*Exercise task*: Will you output the entries below exactly, skipping every image they contain?

[Data entries]

§

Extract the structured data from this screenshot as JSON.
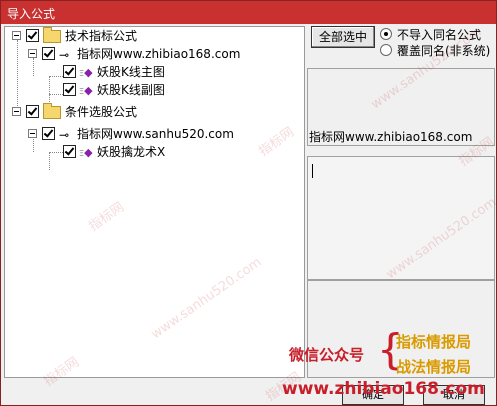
{
  "window": {
    "title": "导入公式"
  },
  "tree": {
    "groups": [
      {
        "label": "技术指标公式",
        "source": "指标网www.zhibiao168.com",
        "items": [
          "妖股K线主图",
          "妖股K线副图"
        ]
      },
      {
        "label": "条件选股公式",
        "source": "指标网www.sanhu520.com",
        "items": [
          "妖股擒龙术X"
        ]
      }
    ]
  },
  "right": {
    "select_all_label": "全部选中",
    "radio_no_import": "不导入同名公式",
    "radio_overwrite": "覆盖同名(非系统)",
    "info_name": "指标网www.zhibiao168.com"
  },
  "watermarks": [
    "www.sanhu520.com",
    "指标网",
    "www.sanhu520.com",
    "指标网",
    "指标网",
    "www.sanhu520.com",
    "指标网",
    "指标网"
  ],
  "promo": {
    "wechat": "微信公众号",
    "brace": "{",
    "line1": "指标情报局",
    "line2": "战法情报局",
    "site": "www.zhibiao168.com"
  },
  "footer": {
    "ok_label": "确定",
    "cancel_label": "取消"
  },
  "colors": {
    "titlebar": "#c8312f",
    "promo_red": "#c81e2a",
    "promo_gold": "#d99b00"
  }
}
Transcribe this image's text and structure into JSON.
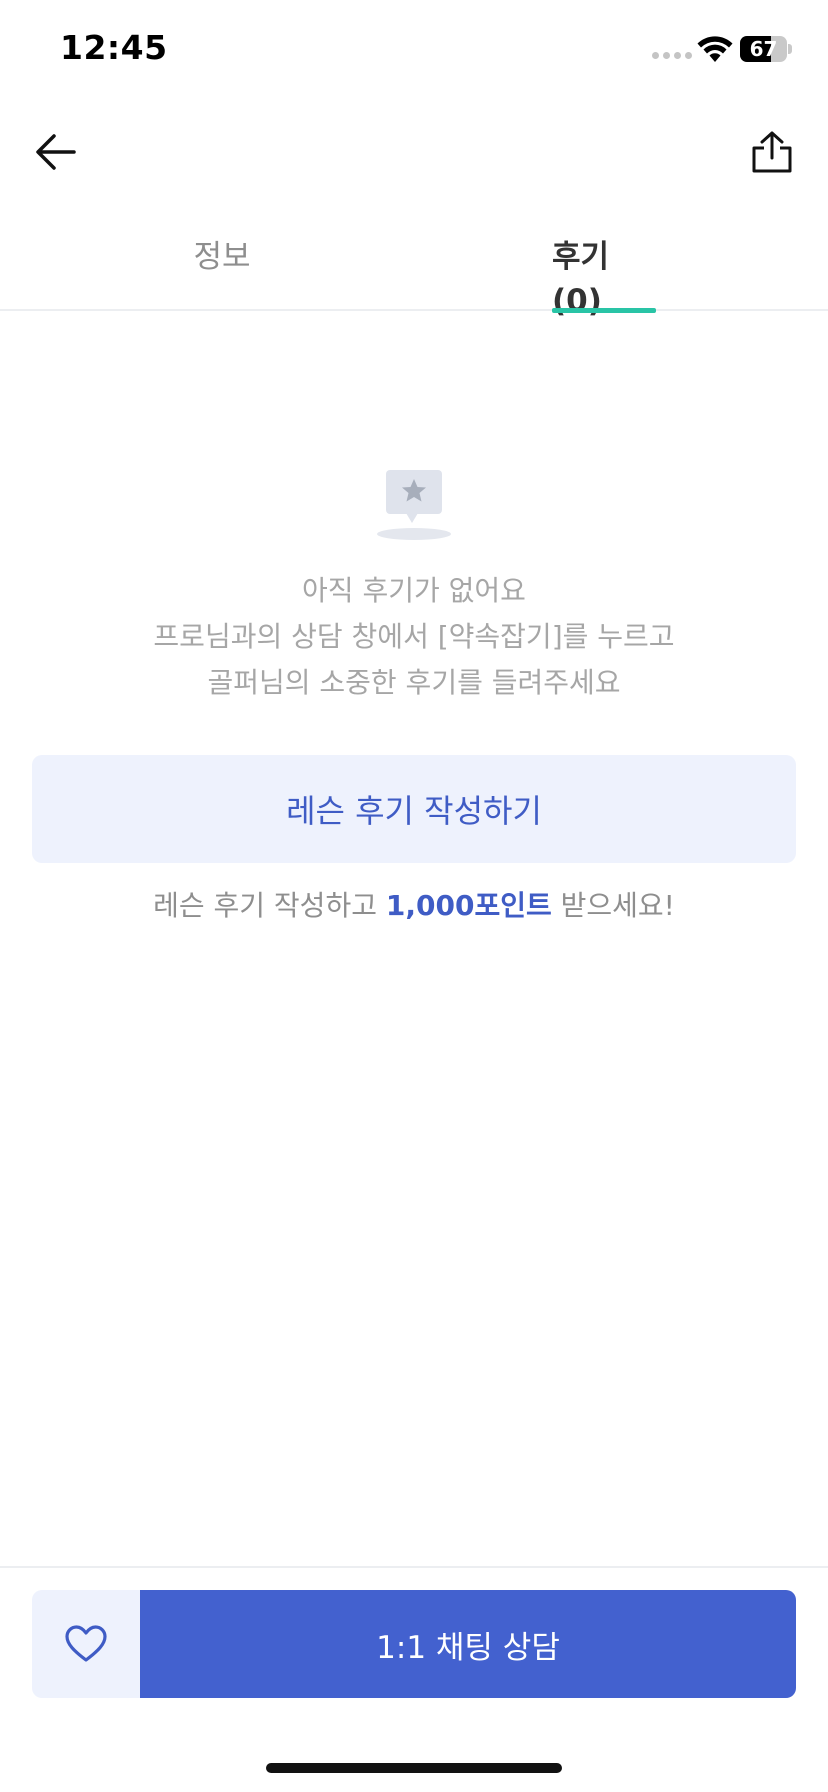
{
  "status_bar": {
    "time": "12:45",
    "battery_text": "67",
    "battery_level": 0.67
  },
  "nav": {
    "back_icon": "arrow-left-icon",
    "share_icon": "share-icon"
  },
  "tabs": [
    {
      "label": "정보",
      "active": false
    },
    {
      "label": "후기(0)",
      "active": true
    }
  ],
  "empty_state": {
    "icon": "review-star-bubble-icon",
    "lines": [
      "아직 후기가 없어요",
      "프로님과의 상담 창에서 [약속잡기]를 누르고",
      "골퍼님의 소중한 후기를 들려주세요"
    ]
  },
  "write_review": {
    "label": "레슨 후기 작성하기"
  },
  "reward": {
    "prefix": "레슨 후기 작성하고 ",
    "highlight": "1,000포인트",
    "suffix": " 받으세요!"
  },
  "bottom_bar": {
    "like_icon": "heart-icon",
    "chat_label": "1:1 채팅 상담"
  },
  "colors": {
    "accent": "#4361cf",
    "tab_indicator": "#29c4a6",
    "light_accent_bg": "#eef2fd"
  }
}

§

*Output for this exercise*:
Extract the structured data from this screenshot as JSON.
{
  "window": {
    "title": "导入公式"
  },
  "tree": {
    "groups": [
      {
        "label": "技术指标公式",
        "source": "指标网www.zhibiao168.com",
        "items": [
          "妖股K线主图",
          "妖股K线副图"
        ]
      },
      {
        "label": "条件选股公式",
        "source": "指标网www.sanhu520.com",
        "items": [
          "妖股擒龙术X"
        ]
      }
    ]
  },
  "right": {
    "select_all_label": "全部选中",
    "radio_no_import": "不导入同名公式",
    "radio_overwrite": "覆盖同名(非系统)",
    "info_name": "指标网www.zhibiao168.com"
  },
  "watermarks": [
    "www.sanhu520.com",
    "指标网",
    "www.sanhu520.com",
    "指标网",
    "指标网",
    "www.sanhu520.com",
    "指标网",
    "指标网"
  ],
  "promo": {
    "wechat": "微信公众号",
    "brace": "{",
    "line1": "指标情报局",
    "line2": "战法情报局",
    "site": "www.zhibiao168.com"
  },
  "footer": {
    "ok_label": "确定",
    "cancel_label": "取消"
  },
  "colors": {
    "titlebar": "#c8312f",
    "promo_red": "#c81e2a",
    "promo_gold": "#d99b00"
  }
}
Transcribe this image's text and structure into JSON.
{
  "status_bar": {
    "time": "12:45",
    "battery_text": "67",
    "battery_level": 0.67
  },
  "nav": {
    "back_icon": "arrow-left-icon",
    "share_icon": "share-icon"
  },
  "tabs": [
    {
      "label": "정보",
      "active": false
    },
    {
      "label": "후기(0)",
      "active": true
    }
  ],
  "empty_state": {
    "icon": "review-star-bubble-icon",
    "lines": [
      "아직 후기가 없어요",
      "프로님과의 상담 창에서 [약속잡기]를 누르고",
      "골퍼님의 소중한 후기를 들려주세요"
    ]
  },
  "write_review": {
    "label": "레슨 후기 작성하기"
  },
  "reward": {
    "prefix": "레슨 후기 작성하고 ",
    "highlight": "1,000포인트",
    "suffix": " 받으세요!"
  },
  "bottom_bar": {
    "like_icon": "heart-icon",
    "chat_label": "1:1 채팅 상담"
  },
  "colors": {
    "accent": "#4361cf",
    "tab_indicator": "#29c4a6",
    "light_accent_bg": "#eef2fd"
  }
}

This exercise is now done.